◆ **What is required**:
Each line from the one that holds "Extract the structured" to the end of the records is to be retyped exactly. Pictures are not part of the copy.

— Begin Data provided —

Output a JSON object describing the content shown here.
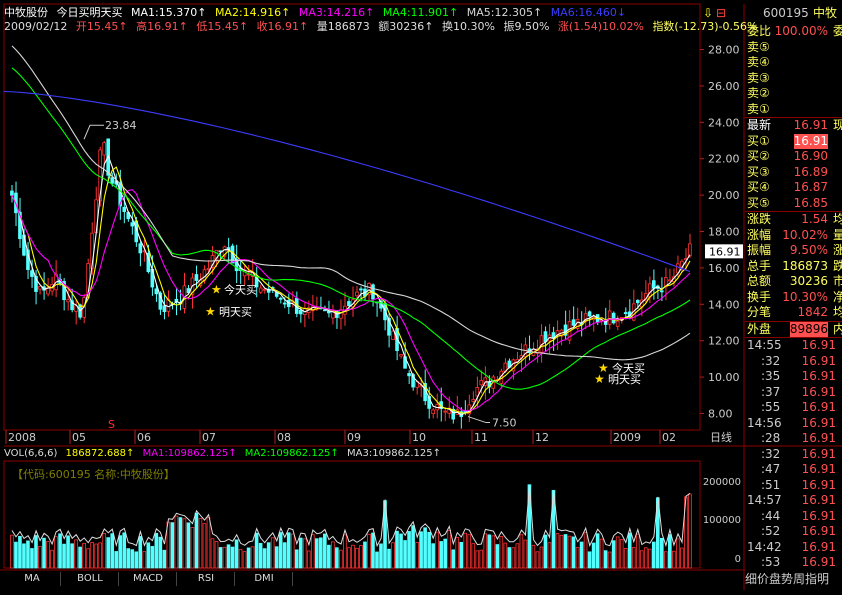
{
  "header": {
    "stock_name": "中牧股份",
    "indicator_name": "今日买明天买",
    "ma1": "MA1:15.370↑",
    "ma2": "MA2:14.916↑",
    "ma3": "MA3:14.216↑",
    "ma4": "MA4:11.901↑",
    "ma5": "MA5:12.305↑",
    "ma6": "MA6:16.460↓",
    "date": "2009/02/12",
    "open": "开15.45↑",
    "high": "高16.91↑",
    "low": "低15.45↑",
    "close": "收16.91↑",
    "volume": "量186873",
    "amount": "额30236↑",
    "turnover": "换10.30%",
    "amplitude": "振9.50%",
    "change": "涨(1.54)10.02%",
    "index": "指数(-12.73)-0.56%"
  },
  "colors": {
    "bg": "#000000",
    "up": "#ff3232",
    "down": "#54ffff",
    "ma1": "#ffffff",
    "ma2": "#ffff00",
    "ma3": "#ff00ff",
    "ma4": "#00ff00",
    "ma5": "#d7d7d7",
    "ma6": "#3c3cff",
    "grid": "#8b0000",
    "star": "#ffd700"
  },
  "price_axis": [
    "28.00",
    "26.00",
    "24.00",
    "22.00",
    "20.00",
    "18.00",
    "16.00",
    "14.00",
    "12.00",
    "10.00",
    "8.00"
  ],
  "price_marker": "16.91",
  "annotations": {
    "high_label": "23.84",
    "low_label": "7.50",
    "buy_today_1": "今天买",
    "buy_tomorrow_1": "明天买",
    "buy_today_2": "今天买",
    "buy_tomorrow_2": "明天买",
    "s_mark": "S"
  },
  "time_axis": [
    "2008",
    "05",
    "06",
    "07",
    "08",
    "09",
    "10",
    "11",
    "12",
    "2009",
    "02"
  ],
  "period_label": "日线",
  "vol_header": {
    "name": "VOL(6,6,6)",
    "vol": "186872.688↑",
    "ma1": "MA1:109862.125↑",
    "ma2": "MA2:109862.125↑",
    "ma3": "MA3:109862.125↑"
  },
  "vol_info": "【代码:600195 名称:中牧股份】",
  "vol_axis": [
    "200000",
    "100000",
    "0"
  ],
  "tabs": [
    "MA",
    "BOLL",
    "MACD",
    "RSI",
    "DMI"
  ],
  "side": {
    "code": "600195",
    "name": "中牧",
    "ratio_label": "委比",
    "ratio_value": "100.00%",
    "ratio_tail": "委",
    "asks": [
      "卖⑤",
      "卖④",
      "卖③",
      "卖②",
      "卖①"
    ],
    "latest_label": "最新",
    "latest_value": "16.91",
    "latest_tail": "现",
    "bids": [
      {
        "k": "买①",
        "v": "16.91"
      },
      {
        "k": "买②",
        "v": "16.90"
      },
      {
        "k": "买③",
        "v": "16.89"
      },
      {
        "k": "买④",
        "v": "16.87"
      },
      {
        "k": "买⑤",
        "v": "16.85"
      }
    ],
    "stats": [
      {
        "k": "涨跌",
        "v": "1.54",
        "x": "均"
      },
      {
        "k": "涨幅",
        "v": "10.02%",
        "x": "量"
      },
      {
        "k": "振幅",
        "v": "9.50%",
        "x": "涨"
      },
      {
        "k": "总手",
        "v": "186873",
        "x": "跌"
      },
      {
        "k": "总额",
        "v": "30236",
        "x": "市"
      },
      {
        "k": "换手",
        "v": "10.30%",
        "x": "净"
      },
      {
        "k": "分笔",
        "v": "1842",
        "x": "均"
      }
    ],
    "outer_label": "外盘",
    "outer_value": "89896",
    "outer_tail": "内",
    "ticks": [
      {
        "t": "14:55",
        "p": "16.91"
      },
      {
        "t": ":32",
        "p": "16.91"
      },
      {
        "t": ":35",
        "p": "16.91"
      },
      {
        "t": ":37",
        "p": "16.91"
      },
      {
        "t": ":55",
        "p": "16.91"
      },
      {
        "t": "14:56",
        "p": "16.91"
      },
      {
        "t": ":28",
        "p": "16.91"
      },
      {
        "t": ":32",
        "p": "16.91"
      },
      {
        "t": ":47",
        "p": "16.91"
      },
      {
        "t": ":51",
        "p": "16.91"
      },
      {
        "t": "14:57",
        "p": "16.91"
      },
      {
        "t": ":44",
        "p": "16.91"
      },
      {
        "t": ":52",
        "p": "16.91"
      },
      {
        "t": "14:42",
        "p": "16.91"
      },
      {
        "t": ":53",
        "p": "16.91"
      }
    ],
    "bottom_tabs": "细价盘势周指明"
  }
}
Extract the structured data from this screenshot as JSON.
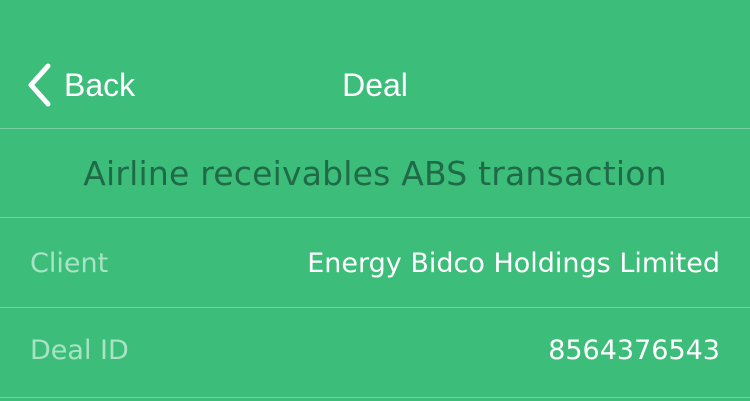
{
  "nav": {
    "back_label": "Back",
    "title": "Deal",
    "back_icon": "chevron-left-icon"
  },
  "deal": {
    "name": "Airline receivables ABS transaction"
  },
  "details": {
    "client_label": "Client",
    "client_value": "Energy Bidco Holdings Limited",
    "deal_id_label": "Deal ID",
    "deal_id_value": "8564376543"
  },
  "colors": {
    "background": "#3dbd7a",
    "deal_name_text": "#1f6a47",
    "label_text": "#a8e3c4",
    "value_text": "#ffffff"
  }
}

— End Data provided —

◆ **The reply**:
Extract the structured data from this screenshot as JSON.
{
  "nav": {
    "back_label": "Back",
    "title": "Deal",
    "back_icon": "chevron-left-icon"
  },
  "deal": {
    "name": "Airline receivables ABS transaction"
  },
  "details": {
    "client_label": "Client",
    "client_value": "Energy Bidco Holdings Limited",
    "deal_id_label": "Deal ID",
    "deal_id_value": "8564376543"
  },
  "colors": {
    "background": "#3dbd7a",
    "deal_name_text": "#1f6a47",
    "label_text": "#a8e3c4",
    "value_text": "#ffffff"
  }
}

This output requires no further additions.